*Source data*.
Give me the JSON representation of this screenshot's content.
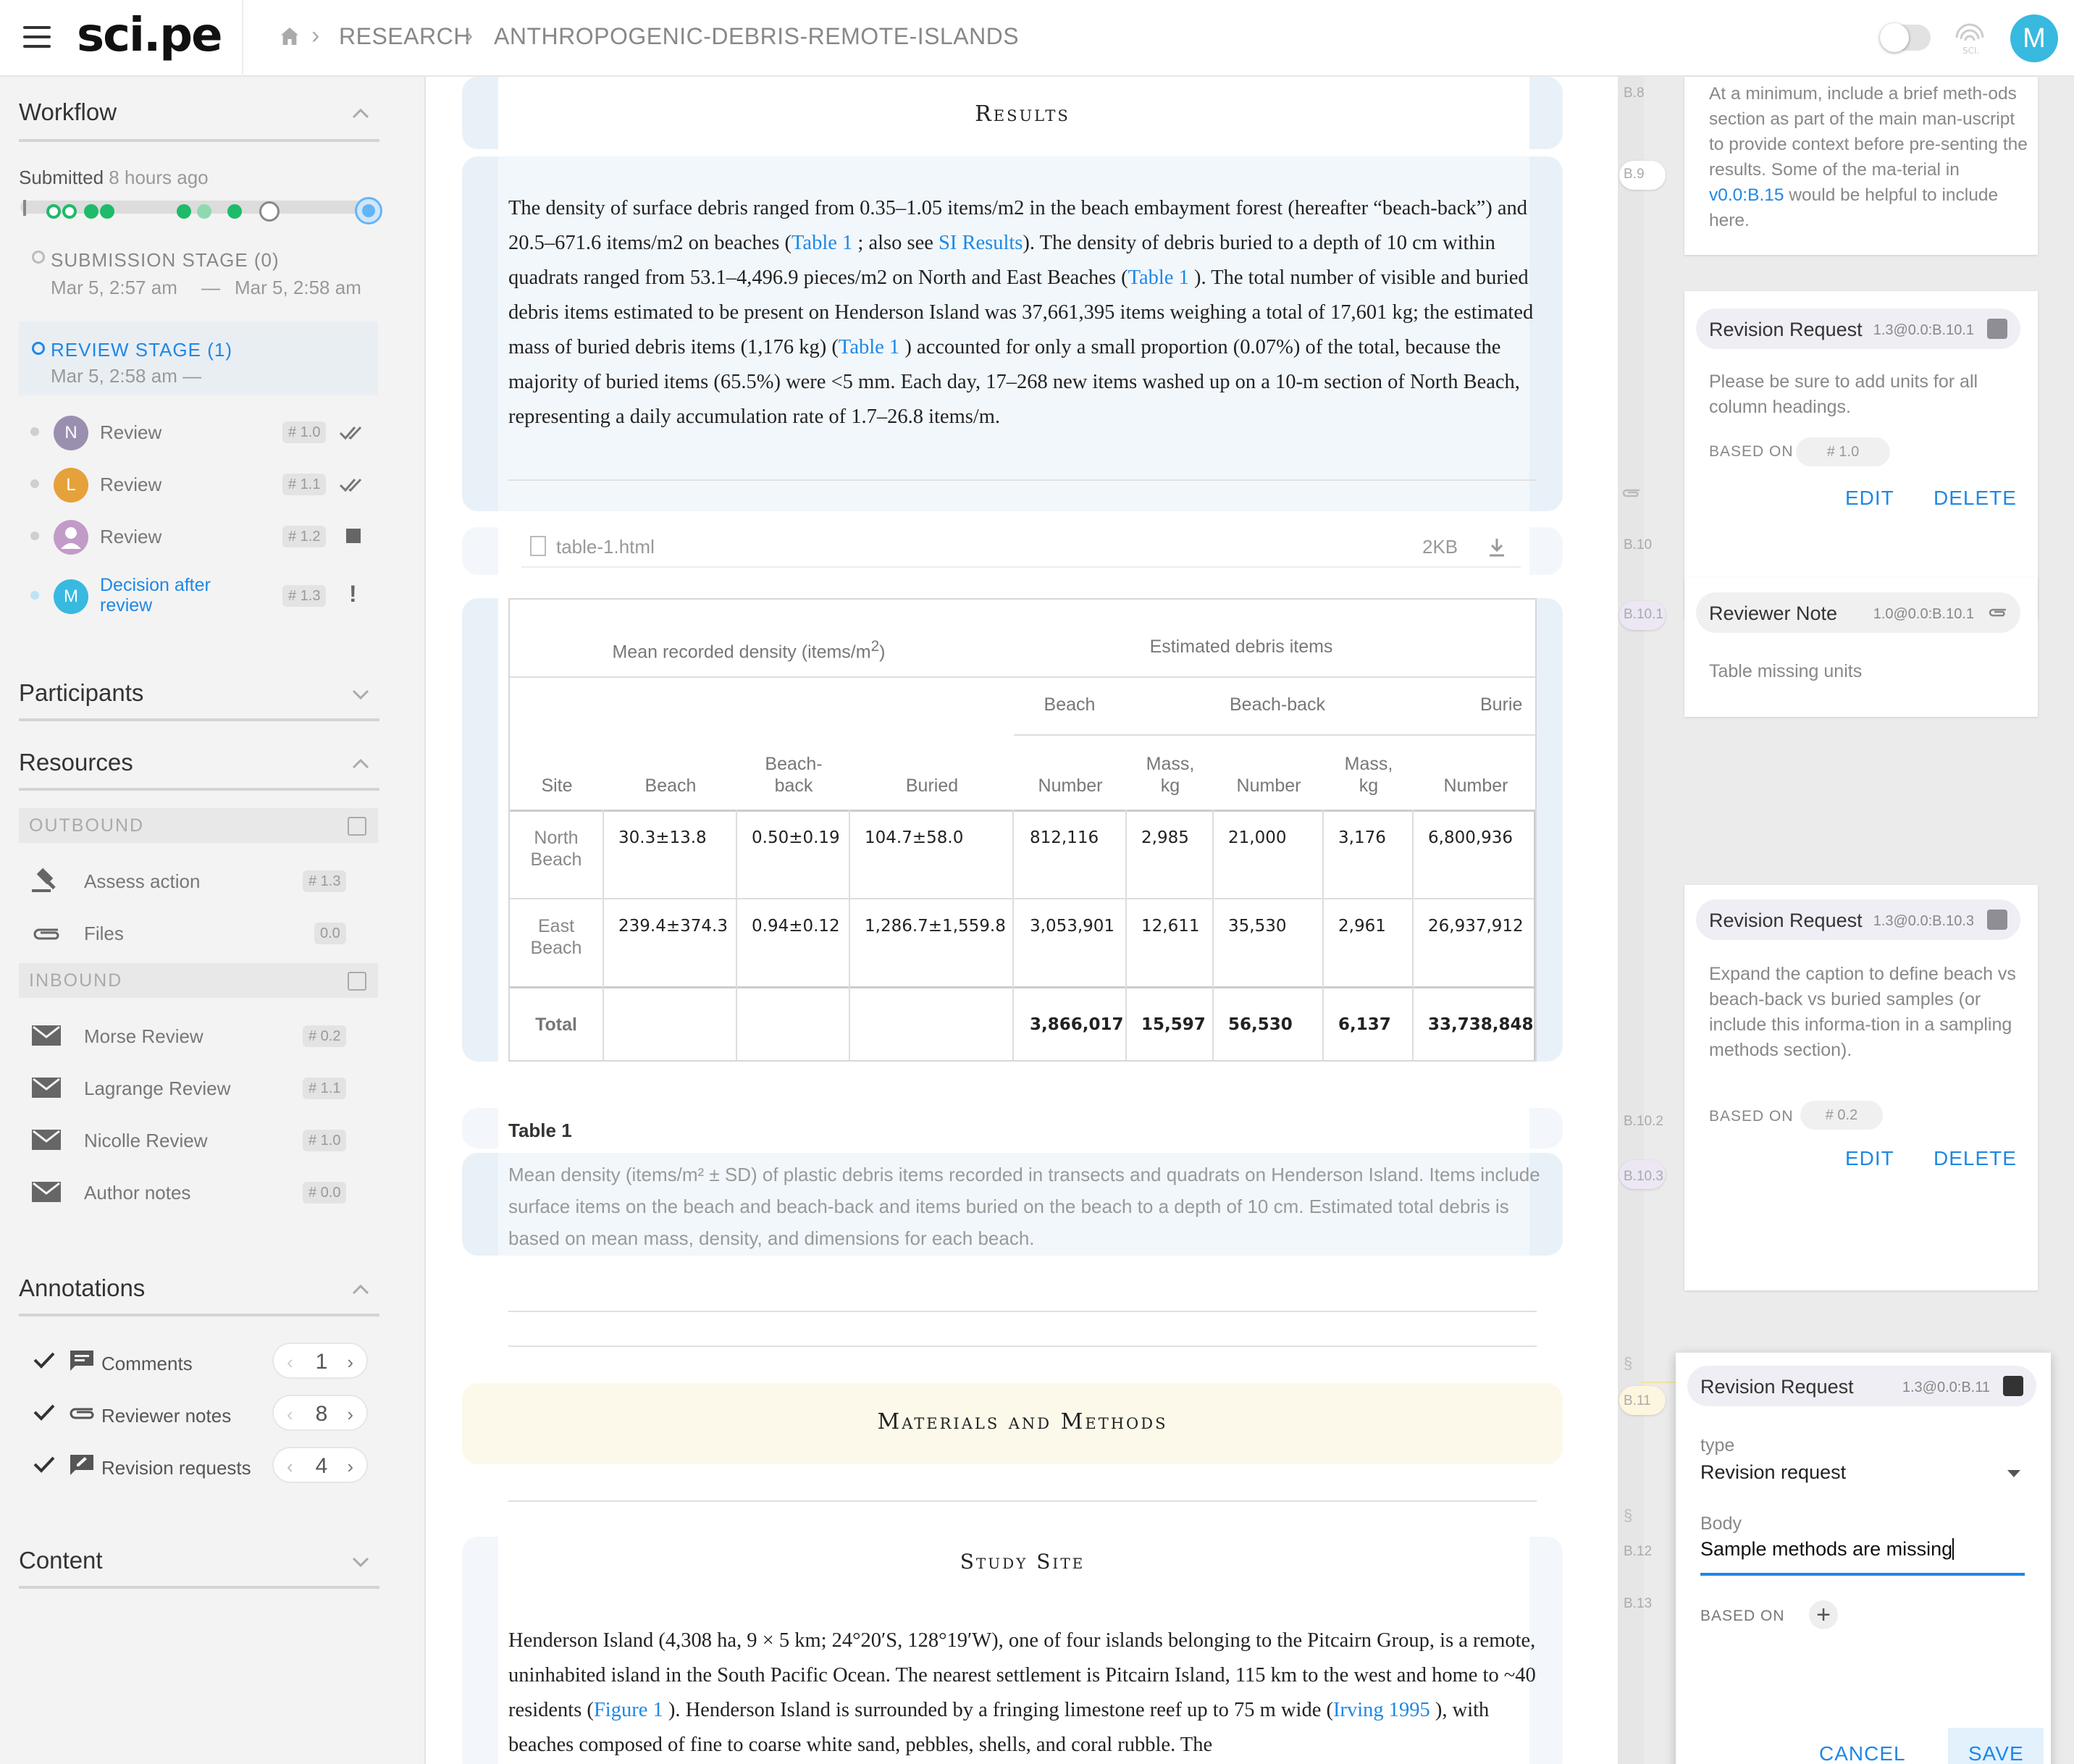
{
  "app": {
    "logo": "sci.pe",
    "breadcrumb": [
      "RESEARCH",
      "ANTHROPOGENIC-DEBRIS-REMOTE-ISLANDS"
    ],
    "avatar_initial": "M",
    "accent": "#1e88e5"
  },
  "sidebar": {
    "workflow": {
      "title": "Workflow",
      "submitted_label": "Submitted",
      "submitted_ago": " 8 hours ago"
    },
    "submission_stage": {
      "label": "SUBMISSION STAGE (0)",
      "start": "Mar 5, 2:57 am",
      "dash": "—",
      "end": "Mar 5, 2:58 am"
    },
    "review_stage": {
      "label": "REVIEW STAGE (1)",
      "dates": "Mar 5, 2:58 am —"
    },
    "reviews": [
      {
        "initial": "N",
        "label": "Review",
        "tag": "# 1.0",
        "color": "#9b8fb0"
      },
      {
        "initial": "L",
        "label": "Review",
        "tag": "# 1.1",
        "color": "#e5a13a"
      },
      {
        "initial": "",
        "label": "Review",
        "tag": "# 1.2",
        "color": "#c29bc9"
      },
      {
        "initial": "M",
        "label": "Decision after review",
        "label_l1": "Decision after",
        "label_l2": "review",
        "tag": "# 1.3",
        "color": "#38b9e0"
      }
    ],
    "participants_title": "Participants",
    "resources": {
      "title": "Resources",
      "outbound_label": "OUTBOUND",
      "outbound": [
        {
          "label": "Assess action",
          "tag": "# 1.3"
        },
        {
          "label": "Files",
          "tag": "0.0"
        }
      ],
      "inbound_label": "INBOUND",
      "inbound": [
        {
          "label": "Morse Review",
          "tag": "# 0.2"
        },
        {
          "label": "Lagrange Review",
          "tag": "# 1.1"
        },
        {
          "label": "Nicolle Review",
          "tag": "# 1.0"
        },
        {
          "label": "Author notes",
          "tag": "# 0.0"
        }
      ]
    },
    "annotations": {
      "title": "Annotations",
      "items": [
        {
          "label": "Comments",
          "count": "1"
        },
        {
          "label": "Reviewer notes",
          "count": "8"
        },
        {
          "label": "Revision requests",
          "count": "4"
        }
      ]
    },
    "content_title": "Content"
  },
  "doc": {
    "results_heading": "Results",
    "results_para": {
      "p1": "The density of surface debris ranged from 0.35–1.05 items/m2 in the beach embayment forest (hereafter “beach-back”) and 20.5–671.6 items/m2 on beaches (",
      "l1": "Table 1",
      "p2": " ; also see ",
      "l2": "SI Results",
      "p3": "). The density of debris buried to a depth of 10 cm within quadrats ranged from 53.1–4,496.9 pieces/m2 on North and East Beaches (",
      "l3": "Table 1",
      "p4": " ). The total number of visible and buried debris items estimated to be present on Henderson Island was 37,661,395 items weighing a total of 17,601 kg; the estimated mass of buried debris items (1,176 kg) (",
      "l4": "Table 1",
      "p5": " ) accounted for only a small proportion (0.07%) of the total, because the majority of buried items (65.5%) were <5 mm. Each day, 17–268 new items washed up on a 10-m section of North Beach, representing a daily accumulation rate of 1.7–26.8 items/m."
    },
    "file": {
      "name": "table-1.html",
      "size": "2KB"
    },
    "table": {
      "group1": "Mean recorded density (items/m",
      "group1_sup": "2",
      "group1_end": ")",
      "group2": "Estimated debris items",
      "sub_beach": "Beach",
      "sub_beachback": "Beach-back",
      "sub_buried": "Burie",
      "cols": [
        "Site",
        "Beach",
        "Beach-back",
        "Buried",
        "Number",
        "Mass, kg",
        "Number",
        "Mass, kg",
        "Number"
      ],
      "rows": [
        [
          "North Beach",
          "30.3±13.8",
          "0.50±0.19",
          "104.7±58.0",
          "812,116",
          "2,985",
          "21,000",
          "3,176",
          "6,800,936"
        ],
        [
          "East Beach",
          "239.4±374.3",
          "0.94±0.12",
          "1,286.7±1,559.8",
          "3,053,901",
          "12,611",
          "35,530",
          "2,961",
          "26,937,912"
        ],
        [
          "Total",
          "",
          "",
          "",
          "3,866,017",
          "15,597",
          "56,530",
          "6,137",
          "33,738,848"
        ]
      ]
    },
    "caption_title": "Table 1",
    "caption_text": "Mean density (items/m² ± SD) of plastic debris items recorded in transects and quadrats on Henderson Island. Items include surface items on the beach and beach-back and items buried on the beach to a depth of 10 cm. Estimated total debris is based on mean mass, density, and dimensions for each beach.",
    "methods_heading": "Materials and Methods",
    "study_heading": "Study Site",
    "study_para": {
      "p1": "Henderson Island (4,308 ha, 9 × 5 km; 24°20′S, 128°19′W), one of four islands belonging to the Pitcairn Group, is a remote, uninhabited island in the South Pacific Ocean. The nearest settlement is Pitcairn Island, 115 km to the west and home to ~40 residents (",
      "l1": "Figure 1",
      "p2": " ). Henderson Island is surrounded by a fringing limestone reef up to 75 m wide (",
      "l2": "Irving 1995",
      "p3": " ), with beaches composed of fine to coarse white sand, pebbles, shells, and coral rubble. The"
    }
  },
  "gutter_labels": [
    "B.8",
    "B.9",
    "B.10",
    "B.10.1",
    "B.10.2",
    "B.10.3",
    "B.11",
    "B.12",
    "B.13"
  ],
  "panel": {
    "note_top": {
      "text1": "At a minimum, include a brief meth-ods section as part of the main man-uscript to provide context before pre-senting the results. Some of the ma-terial in ",
      "link": "v0.0:B.15",
      "text2": " would be helpful to include here."
    },
    "card1": {
      "title": "Revision Request",
      "ref": "1.3@0.0:B.10.1",
      "body": "Please be sure to add units for all column headings.",
      "based_on": "BASED ON",
      "based_tag": "# 1.0",
      "edit": "EDIT",
      "delete": "DELETE"
    },
    "card2": {
      "title": "Reviewer Note",
      "ref": "1.0@0.0:B.10.1",
      "body": "Table missing units"
    },
    "card3": {
      "title": "Revision Request",
      "ref": "1.3@0.0:B.10.3",
      "body": "Expand the caption to define beach vs beach-back vs buried samples (or include this informa-tion in a sampling methods section).",
      "based_on": "BASED ON",
      "based_tag": "# 0.2",
      "edit": "EDIT",
      "delete": "DELETE"
    },
    "card4": {
      "title": "Revision Request",
      "ref": "1.3@0.0:B.11",
      "type_label": "type",
      "type_value": "Revision request",
      "body_label": "Body",
      "body_value": "Sample methods are missing",
      "based_on": "BASED ON",
      "cancel": "CANCEL",
      "save": "SAVE"
    }
  }
}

*THE TASK*.
Return the full material word for word. Do not include the pictures.

*EXERCISE ANSWER*.
Give me the JSON representation of this screenshot's content.
{
  "app": {
    "logo": "sci.pe",
    "breadcrumb": [
      "RESEARCH",
      "ANTHROPOGENIC-DEBRIS-REMOTE-ISLANDS"
    ],
    "avatar_initial": "M",
    "accent": "#1e88e5"
  },
  "sidebar": {
    "workflow": {
      "title": "Workflow",
      "submitted_label": "Submitted",
      "submitted_ago": " 8 hours ago"
    },
    "submission_stage": {
      "label": "SUBMISSION STAGE (0)",
      "start": "Mar 5, 2:57 am",
      "dash": "—",
      "end": "Mar 5, 2:58 am"
    },
    "review_stage": {
      "label": "REVIEW STAGE (1)",
      "dates": "Mar 5, 2:58 am —"
    },
    "reviews": [
      {
        "initial": "N",
        "label": "Review",
        "tag": "# 1.0",
        "color": "#9b8fb0"
      },
      {
        "initial": "L",
        "label": "Review",
        "tag": "# 1.1",
        "color": "#e5a13a"
      },
      {
        "initial": "",
        "label": "Review",
        "tag": "# 1.2",
        "color": "#c29bc9"
      },
      {
        "initial": "M",
        "label": "Decision after review",
        "label_l1": "Decision after",
        "label_l2": "review",
        "tag": "# 1.3",
        "color": "#38b9e0"
      }
    ],
    "participants_title": "Participants",
    "resources": {
      "title": "Resources",
      "outbound_label": "OUTBOUND",
      "outbound": [
        {
          "label": "Assess action",
          "tag": "# 1.3"
        },
        {
          "label": "Files",
          "tag": "0.0"
        }
      ],
      "inbound_label": "INBOUND",
      "inbound": [
        {
          "label": "Morse Review",
          "tag": "# 0.2"
        },
        {
          "label": "Lagrange Review",
          "tag": "# 1.1"
        },
        {
          "label": "Nicolle Review",
          "tag": "# 1.0"
        },
        {
          "label": "Author notes",
          "tag": "# 0.0"
        }
      ]
    },
    "annotations": {
      "title": "Annotations",
      "items": [
        {
          "label": "Comments",
          "count": "1"
        },
        {
          "label": "Reviewer notes",
          "count": "8"
        },
        {
          "label": "Revision requests",
          "count": "4"
        }
      ]
    },
    "content_title": "Content"
  },
  "doc": {
    "results_heading": "Results",
    "results_para": {
      "p1": "The density of surface debris ranged from 0.35–1.05 items/m2 in the beach embayment forest (hereafter “beach-back”) and 20.5–671.6 items/m2 on beaches (",
      "l1": "Table 1",
      "p2": " ; also see ",
      "l2": "SI Results",
      "p3": "). The density of debris buried to a depth of 10 cm within quadrats ranged from 53.1–4,496.9 pieces/m2 on North and East Beaches (",
      "l3": "Table 1",
      "p4": " ). The total number of visible and buried debris items estimated to be present on Henderson Island was 37,661,395 items weighing a total of 17,601 kg; the estimated mass of buried debris items (1,176 kg) (",
      "l4": "Table 1",
      "p5": " ) accounted for only a small proportion (0.07%) of the total, because the majority of buried items (65.5%) were <5 mm. Each day, 17–268 new items washed up on a 10-m section of North Beach, representing a daily accumulation rate of 1.7–26.8 items/m."
    },
    "file": {
      "name": "table-1.html",
      "size": "2KB"
    },
    "table": {
      "group1": "Mean recorded density (items/m",
      "group1_sup": "2",
      "group1_end": ")",
      "group2": "Estimated debris items",
      "sub_beach": "Beach",
      "sub_beachback": "Beach-back",
      "sub_buried": "Burie",
      "cols": [
        "Site",
        "Beach",
        "Beach-back",
        "Buried",
        "Number",
        "Mass, kg",
        "Number",
        "Mass, kg",
        "Number"
      ],
      "rows": [
        [
          "North Beach",
          "30.3±13.8",
          "0.50±0.19",
          "104.7±58.0",
          "812,116",
          "2,985",
          "21,000",
          "3,176",
          "6,800,936"
        ],
        [
          "East Beach",
          "239.4±374.3",
          "0.94±0.12",
          "1,286.7±1,559.8",
          "3,053,901",
          "12,611",
          "35,530",
          "2,961",
          "26,937,912"
        ],
        [
          "Total",
          "",
          "",
          "",
          "3,866,017",
          "15,597",
          "56,530",
          "6,137",
          "33,738,848"
        ]
      ]
    },
    "caption_title": "Table 1",
    "caption_text": "Mean density (items/m² ± SD) of plastic debris items recorded in transects and quadrats on Henderson Island. Items include surface items on the beach and beach-back and items buried on the beach to a depth of 10 cm. Estimated total debris is based on mean mass, density, and dimensions for each beach.",
    "methods_heading": "Materials and Methods",
    "study_heading": "Study Site",
    "study_para": {
      "p1": "Henderson Island (4,308 ha, 9 × 5 km; 24°20′S, 128°19′W), one of four islands belonging to the Pitcairn Group, is a remote, uninhabited island in the South Pacific Ocean. The nearest settlement is Pitcairn Island, 115 km to the west and home to ~40 residents (",
      "l1": "Figure 1",
      "p2": " ). Henderson Island is surrounded by a fringing limestone reef up to 75 m wide (",
      "l2": "Irving 1995",
      "p3": " ), with beaches composed of fine to coarse white sand, pebbles, shells, and coral rubble. The"
    }
  },
  "gutter_labels": [
    "B.8",
    "B.9",
    "B.10",
    "B.10.1",
    "B.10.2",
    "B.10.3",
    "B.11",
    "B.12",
    "B.13"
  ],
  "panel": {
    "note_top": {
      "text1": "At a minimum, include a brief meth-ods section as part of the main man-uscript to provide context before pre-senting the results. Some of the ma-terial in ",
      "link": "v0.0:B.15",
      "text2": " would be helpful to include here."
    },
    "card1": {
      "title": "Revision Request",
      "ref": "1.3@0.0:B.10.1",
      "body": "Please be sure to add units for all column headings.",
      "based_on": "BASED ON",
      "based_tag": "# 1.0",
      "edit": "EDIT",
      "delete": "DELETE"
    },
    "card2": {
      "title": "Reviewer Note",
      "ref": "1.0@0.0:B.10.1",
      "body": "Table missing units"
    },
    "card3": {
      "title": "Revision Request",
      "ref": "1.3@0.0:B.10.3",
      "body": "Expand the caption to define beach vs beach-back vs buried samples (or include this informa-tion in a sampling methods section).",
      "based_on": "BASED ON",
      "based_tag": "# 0.2",
      "edit": "EDIT",
      "delete": "DELETE"
    },
    "card4": {
      "title": "Revision Request",
      "ref": "1.3@0.0:B.11",
      "type_label": "type",
      "type_value": "Revision request",
      "body_label": "Body",
      "body_value": "Sample methods are missing",
      "based_on": "BASED ON",
      "cancel": "CANCEL",
      "save": "SAVE"
    }
  }
}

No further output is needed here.